◆ TASK STATEMENT
Would you please give the entries again word for word, with no images in your copy?

------ RECORDS FOR THE TASK ------

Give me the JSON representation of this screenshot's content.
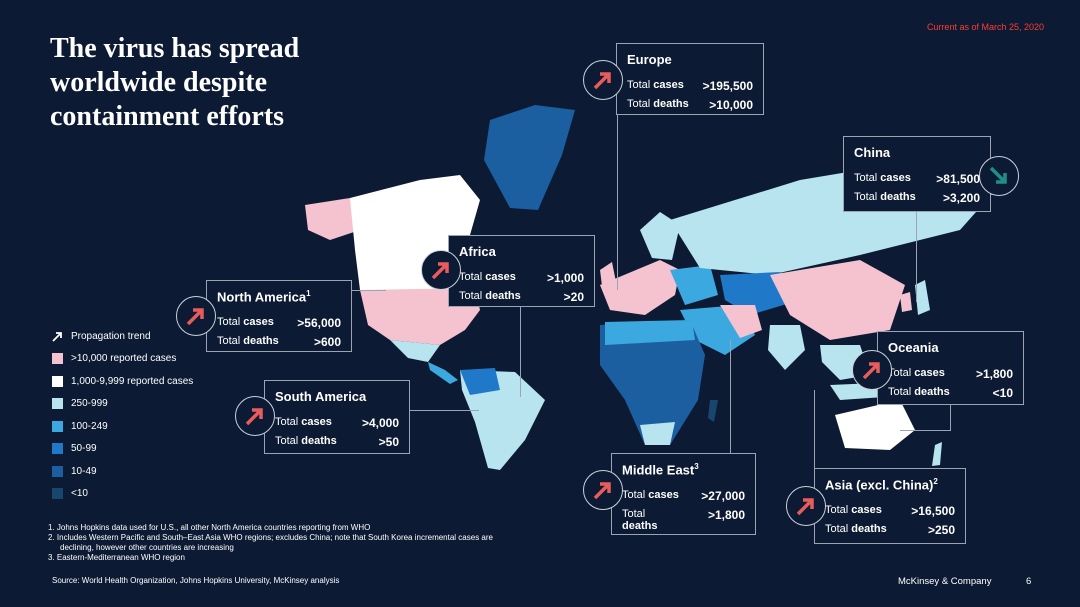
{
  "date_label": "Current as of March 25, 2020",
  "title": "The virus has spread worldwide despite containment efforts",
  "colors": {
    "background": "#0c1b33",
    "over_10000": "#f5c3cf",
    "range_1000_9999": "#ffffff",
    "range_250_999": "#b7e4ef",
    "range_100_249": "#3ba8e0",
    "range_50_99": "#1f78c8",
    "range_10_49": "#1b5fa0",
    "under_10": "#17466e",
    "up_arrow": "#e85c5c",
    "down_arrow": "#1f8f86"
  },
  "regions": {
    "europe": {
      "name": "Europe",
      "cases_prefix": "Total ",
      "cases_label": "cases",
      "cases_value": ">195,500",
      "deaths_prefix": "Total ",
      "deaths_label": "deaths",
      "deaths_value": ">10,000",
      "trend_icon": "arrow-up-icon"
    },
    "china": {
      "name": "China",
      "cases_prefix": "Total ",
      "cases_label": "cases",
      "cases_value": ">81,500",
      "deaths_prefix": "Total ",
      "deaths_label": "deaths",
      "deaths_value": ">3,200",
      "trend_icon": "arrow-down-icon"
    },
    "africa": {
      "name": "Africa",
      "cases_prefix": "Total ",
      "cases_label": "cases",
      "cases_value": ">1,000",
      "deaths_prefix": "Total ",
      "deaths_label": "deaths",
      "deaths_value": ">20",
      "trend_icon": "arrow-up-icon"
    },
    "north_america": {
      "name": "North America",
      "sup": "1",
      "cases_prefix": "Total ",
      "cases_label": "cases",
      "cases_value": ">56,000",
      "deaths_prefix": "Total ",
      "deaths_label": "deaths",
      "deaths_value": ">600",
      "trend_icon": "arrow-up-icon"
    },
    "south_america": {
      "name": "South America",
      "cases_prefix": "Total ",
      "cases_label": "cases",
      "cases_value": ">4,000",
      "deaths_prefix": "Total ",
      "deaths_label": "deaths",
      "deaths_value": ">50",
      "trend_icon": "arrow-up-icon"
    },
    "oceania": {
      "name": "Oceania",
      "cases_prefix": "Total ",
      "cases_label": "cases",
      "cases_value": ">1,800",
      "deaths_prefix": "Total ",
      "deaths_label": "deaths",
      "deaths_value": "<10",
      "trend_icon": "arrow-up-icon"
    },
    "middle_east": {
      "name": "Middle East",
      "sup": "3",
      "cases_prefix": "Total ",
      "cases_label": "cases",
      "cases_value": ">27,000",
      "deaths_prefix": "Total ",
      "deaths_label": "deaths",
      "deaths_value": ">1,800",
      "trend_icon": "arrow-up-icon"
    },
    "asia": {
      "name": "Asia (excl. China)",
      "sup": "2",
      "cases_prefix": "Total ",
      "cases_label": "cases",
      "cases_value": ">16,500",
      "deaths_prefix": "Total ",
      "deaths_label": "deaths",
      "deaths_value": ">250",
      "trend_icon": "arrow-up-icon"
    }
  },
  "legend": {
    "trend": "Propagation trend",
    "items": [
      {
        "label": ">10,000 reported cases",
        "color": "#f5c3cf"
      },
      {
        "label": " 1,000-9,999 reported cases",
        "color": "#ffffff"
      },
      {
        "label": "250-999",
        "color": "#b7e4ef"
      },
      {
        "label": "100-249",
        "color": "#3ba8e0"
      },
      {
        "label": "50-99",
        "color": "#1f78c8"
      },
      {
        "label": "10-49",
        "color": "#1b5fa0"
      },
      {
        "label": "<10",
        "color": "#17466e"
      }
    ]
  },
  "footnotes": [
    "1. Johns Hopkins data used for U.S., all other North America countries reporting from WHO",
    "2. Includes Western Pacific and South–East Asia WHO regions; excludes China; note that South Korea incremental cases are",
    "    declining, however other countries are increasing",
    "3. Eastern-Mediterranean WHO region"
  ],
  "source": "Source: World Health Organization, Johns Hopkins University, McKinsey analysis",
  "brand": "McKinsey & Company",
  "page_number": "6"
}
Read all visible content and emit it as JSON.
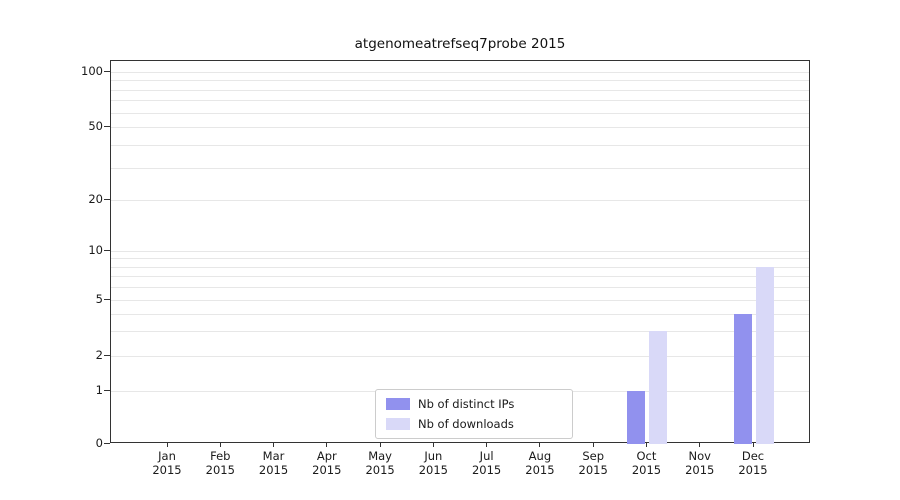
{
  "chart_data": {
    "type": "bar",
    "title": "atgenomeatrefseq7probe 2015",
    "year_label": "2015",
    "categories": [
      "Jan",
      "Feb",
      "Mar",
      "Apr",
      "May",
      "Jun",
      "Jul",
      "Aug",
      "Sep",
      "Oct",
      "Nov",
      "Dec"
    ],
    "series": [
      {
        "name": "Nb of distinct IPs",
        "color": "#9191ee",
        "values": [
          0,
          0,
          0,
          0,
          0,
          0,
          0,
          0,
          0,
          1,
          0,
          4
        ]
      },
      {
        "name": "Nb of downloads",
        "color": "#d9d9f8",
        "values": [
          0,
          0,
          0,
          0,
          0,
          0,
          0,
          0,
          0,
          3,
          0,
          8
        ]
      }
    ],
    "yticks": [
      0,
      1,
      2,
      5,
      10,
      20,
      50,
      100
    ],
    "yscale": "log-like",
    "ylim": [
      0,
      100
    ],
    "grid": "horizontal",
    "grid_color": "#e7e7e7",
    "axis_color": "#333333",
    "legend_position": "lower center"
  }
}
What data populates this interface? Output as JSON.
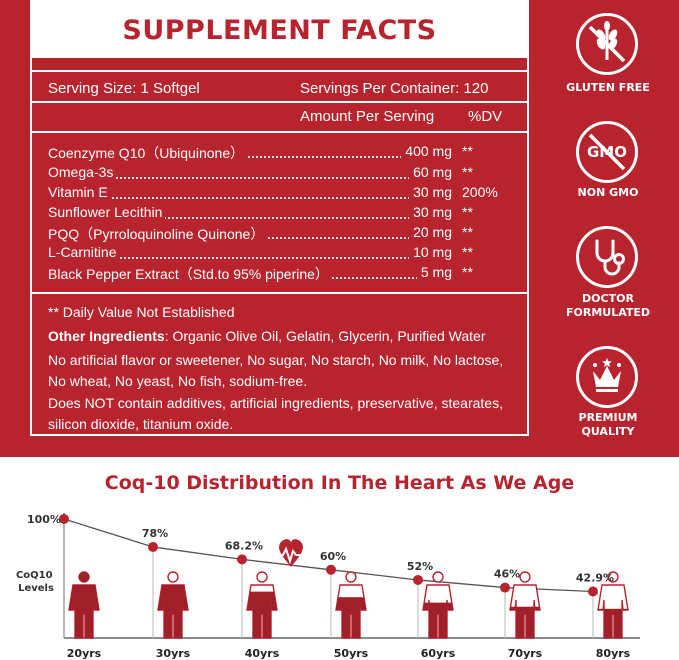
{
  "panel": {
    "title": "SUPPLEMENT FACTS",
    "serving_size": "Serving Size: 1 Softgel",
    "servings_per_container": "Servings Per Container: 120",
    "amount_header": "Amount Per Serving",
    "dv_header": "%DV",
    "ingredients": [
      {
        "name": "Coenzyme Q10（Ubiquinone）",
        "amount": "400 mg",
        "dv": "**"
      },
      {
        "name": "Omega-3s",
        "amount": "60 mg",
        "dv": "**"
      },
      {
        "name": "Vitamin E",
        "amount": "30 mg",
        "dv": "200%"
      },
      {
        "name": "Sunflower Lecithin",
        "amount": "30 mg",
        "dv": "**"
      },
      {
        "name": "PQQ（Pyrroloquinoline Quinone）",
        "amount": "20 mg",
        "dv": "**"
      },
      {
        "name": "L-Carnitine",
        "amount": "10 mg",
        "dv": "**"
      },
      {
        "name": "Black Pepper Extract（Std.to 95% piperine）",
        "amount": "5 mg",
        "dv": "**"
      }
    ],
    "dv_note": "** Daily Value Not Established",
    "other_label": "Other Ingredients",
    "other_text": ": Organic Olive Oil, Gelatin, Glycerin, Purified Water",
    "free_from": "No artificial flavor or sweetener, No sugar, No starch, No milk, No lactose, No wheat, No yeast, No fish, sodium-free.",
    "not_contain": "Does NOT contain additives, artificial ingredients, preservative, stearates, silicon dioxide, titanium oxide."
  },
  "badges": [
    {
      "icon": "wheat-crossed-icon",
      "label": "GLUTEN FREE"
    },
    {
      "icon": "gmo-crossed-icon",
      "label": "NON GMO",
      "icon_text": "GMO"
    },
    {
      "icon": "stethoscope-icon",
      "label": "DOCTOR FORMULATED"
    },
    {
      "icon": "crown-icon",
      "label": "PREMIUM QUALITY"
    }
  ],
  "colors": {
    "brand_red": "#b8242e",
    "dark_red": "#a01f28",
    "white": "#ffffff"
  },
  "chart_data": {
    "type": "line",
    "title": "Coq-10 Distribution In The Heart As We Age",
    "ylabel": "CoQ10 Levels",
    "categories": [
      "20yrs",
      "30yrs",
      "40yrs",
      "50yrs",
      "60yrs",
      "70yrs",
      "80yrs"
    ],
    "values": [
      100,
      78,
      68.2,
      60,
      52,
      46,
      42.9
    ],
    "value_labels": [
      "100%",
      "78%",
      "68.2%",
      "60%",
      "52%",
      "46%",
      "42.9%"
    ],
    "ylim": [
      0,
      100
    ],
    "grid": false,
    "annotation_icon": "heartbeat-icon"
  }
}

------

◆ EXPECTED OUTPUT
Give me the JSON representation of this screenshot's content.
{
  "date_label": "Current as of March 25, 2020",
  "title": "The virus has spread worldwide despite containment efforts",
  "colors": {
    "background": "#0c1b33",
    "over_10000": "#f5c3cf",
    "range_1000_9999": "#ffffff",
    "range_250_999": "#b7e4ef",
    "range_100_249": "#3ba8e0",
    "range_50_99": "#1f78c8",
    "range_10_49": "#1b5fa0",
    "under_10": "#17466e",
    "up_arrow": "#e85c5c",
    "down_arrow": "#1f8f86"
  },
  "regions": {
    "europe": {
      "name": "Europe",
      "cases_prefix": "Total ",
      "cases_label": "cases",
      "cases_value": ">195,500",
      "deaths_prefix": "Total ",
      "deaths_label": "deaths",
      "deaths_value": ">10,000",
      "trend_icon": "arrow-up-icon"
    },
    "china": {
      "name": "China",
      "cases_prefix": "Total ",
      "cases_label": "cases",
      "cases_value": ">81,500",
      "deaths_prefix": "Total ",
      "deaths_label": "deaths",
      "deaths_value": ">3,200",
      "trend_icon": "arrow-down-icon"
    },
    "africa": {
      "name": "Africa",
      "cases_prefix": "Total ",
      "cases_label": "cases",
      "cases_value": ">1,000",
      "deaths_prefix": "Total ",
      "deaths_label": "deaths",
      "deaths_value": ">20",
      "trend_icon": "arrow-up-icon"
    },
    "north_america": {
      "name": "North America",
      "sup": "1",
      "cases_prefix": "Total ",
      "cases_label": "cases",
      "cases_value": ">56,000",
      "deaths_prefix": "Total ",
      "deaths_label": "deaths",
      "deaths_value": ">600",
      "trend_icon": "arrow-up-icon"
    },
    "south_america": {
      "name": "South America",
      "cases_prefix": "Total ",
      "cases_label": "cases",
      "cases_value": ">4,000",
      "deaths_prefix": "Total ",
      "deaths_label": "deaths",
      "deaths_value": ">50",
      "trend_icon": "arrow-up-icon"
    },
    "oceania": {
      "name": "Oceania",
      "cases_prefix": "Total ",
      "cases_label": "cases",
      "cases_value": ">1,800",
      "deaths_prefix": "Total ",
      "deaths_label": "deaths",
      "deaths_value": "<10",
      "trend_icon": "arrow-up-icon"
    },
    "middle_east": {
      "name": "Middle East",
      "sup": "3",
      "cases_prefix": "Total ",
      "cases_label": "cases",
      "cases_value": ">27,000",
      "deaths_prefix": "Total ",
      "deaths_label": "deaths",
      "deaths_value": ">1,800",
      "trend_icon": "arrow-up-icon"
    },
    "asia": {
      "name": "Asia (excl. China)",
      "sup": "2",
      "cases_prefix": "Total ",
      "cases_label": "cases",
      "cases_value": ">16,500",
      "deaths_prefix": "Total ",
      "deaths_label": "deaths",
      "deaths_value": ">250",
      "trend_icon": "arrow-up-icon"
    }
  },
  "legend": {
    "trend": "Propagation trend",
    "items": [
      {
        "label": ">10,000 reported cases",
        "color": "#f5c3cf"
      },
      {
        "label": " 1,000-9,999 reported cases",
        "color": "#ffffff"
      },
      {
        "label": "250-999",
        "color": "#b7e4ef"
      },
      {
        "label": "100-249",
        "color": "#3ba8e0"
      },
      {
        "label": "50-99",
        "color": "#1f78c8"
      },
      {
        "label": "10-49",
        "color": "#1b5fa0"
      },
      {
        "label": "<10",
        "color": "#17466e"
      }
    ]
  },
  "footnotes": [
    "1. Johns Hopkins data used for U.S., all other North America countries reporting from WHO",
    "2. Includes Western Pacific and South–East Asia WHO regions; excludes China; note that South Korea incremental cases are",
    "    declining, however other countries are increasing",
    "3. Eastern-Mediterranean WHO region"
  ],
  "source": "Source: World Health Organization, Johns Hopkins University, McKinsey analysis",
  "brand": "McKinsey & Company",
  "page_number": "6"
}
Read all visible content and emit it as JSON.
{
  "chart_data": {
    "type": "bar",
    "title": "atgenomeatrefseq7probe 2015",
    "year_label": "2015",
    "categories": [
      "Jan",
      "Feb",
      "Mar",
      "Apr",
      "May",
      "Jun",
      "Jul",
      "Aug",
      "Sep",
      "Oct",
      "Nov",
      "Dec"
    ],
    "series": [
      {
        "name": "Nb of distinct IPs",
        "color": "#9191ee",
        "values": [
          0,
          0,
          0,
          0,
          0,
          0,
          0,
          0,
          0,
          1,
          0,
          4
        ]
      },
      {
        "name": "Nb of downloads",
        "color": "#d9d9f8",
        "values": [
          0,
          0,
          0,
          0,
          0,
          0,
          0,
          0,
          0,
          3,
          0,
          8
        ]
      }
    ],
    "yticks": [
      0,
      1,
      2,
      5,
      10,
      20,
      50,
      100
    ],
    "yscale": "log-like",
    "ylim": [
      0,
      100
    ],
    "grid": "horizontal",
    "grid_color": "#e7e7e7",
    "axis_color": "#333333",
    "legend_position": "lower center"
  }
}
What data populates this interface? Output as JSON.
{
  "panel": {
    "title": "SUPPLEMENT FACTS",
    "serving_size": "Serving Size: 1 Softgel",
    "servings_per_container": "Servings Per Container: 120",
    "amount_header": "Amount Per Serving",
    "dv_header": "%DV",
    "ingredients": [
      {
        "name": "Coenzyme Q10（Ubiquinone）",
        "amount": "400 mg",
        "dv": "**"
      },
      {
        "name": "Omega-3s",
        "amount": "60 mg",
        "dv": "**"
      },
      {
        "name": "Vitamin E",
        "amount": "30 mg",
        "dv": "200%"
      },
      {
        "name": "Sunflower Lecithin",
        "amount": "30 mg",
        "dv": "**"
      },
      {
        "name": "PQQ（Pyrroloquinoline Quinone）",
        "amount": "20 mg",
        "dv": "**"
      },
      {
        "name": "L-Carnitine",
        "amount": "10 mg",
        "dv": "**"
      },
      {
        "name": "Black Pepper Extract（Std.to 95% piperine）",
        "amount": "5 mg",
        "dv": "**"
      }
    ],
    "dv_note": "** Daily Value Not Established",
    "other_label": "Other Ingredients",
    "other_text": ": Organic Olive Oil, Gelatin, Glycerin, Purified Water",
    "free_from": "No artificial flavor or sweetener, No sugar, No starch, No milk, No lactose, No wheat, No yeast, No fish, sodium-free.",
    "not_contain": "Does NOT contain additives, artificial ingredients, preservative, stearates, silicon dioxide, titanium oxide."
  },
  "badges": [
    {
      "icon": "wheat-crossed-icon",
      "label": "GLUTEN FREE"
    },
    {
      "icon": "gmo-crossed-icon",
      "label": "NON GMO",
      "icon_text": "GMO"
    },
    {
      "icon": "stethoscope-icon",
      "label": "DOCTOR FORMULATED"
    },
    {
      "icon": "crown-icon",
      "label": "PREMIUM QUALITY"
    }
  ],
  "colors": {
    "brand_red": "#b8242e",
    "dark_red": "#a01f28",
    "white": "#ffffff"
  },
  "chart_data": {
    "type": "line",
    "title": "Coq-10 Distribution In The Heart As We Age",
    "ylabel": "CoQ10 Levels",
    "categories": [
      "20yrs",
      "30yrs",
      "40yrs",
      "50yrs",
      "60yrs",
      "70yrs",
      "80yrs"
    ],
    "values": [
      100,
      78,
      68.2,
      60,
      52,
      46,
      42.9
    ],
    "value_labels": [
      "100%",
      "78%",
      "68.2%",
      "60%",
      "52%",
      "46%",
      "42.9%"
    ],
    "ylim": [
      0,
      100
    ],
    "grid": false,
    "annotation_icon": "heartbeat-icon"
  }
}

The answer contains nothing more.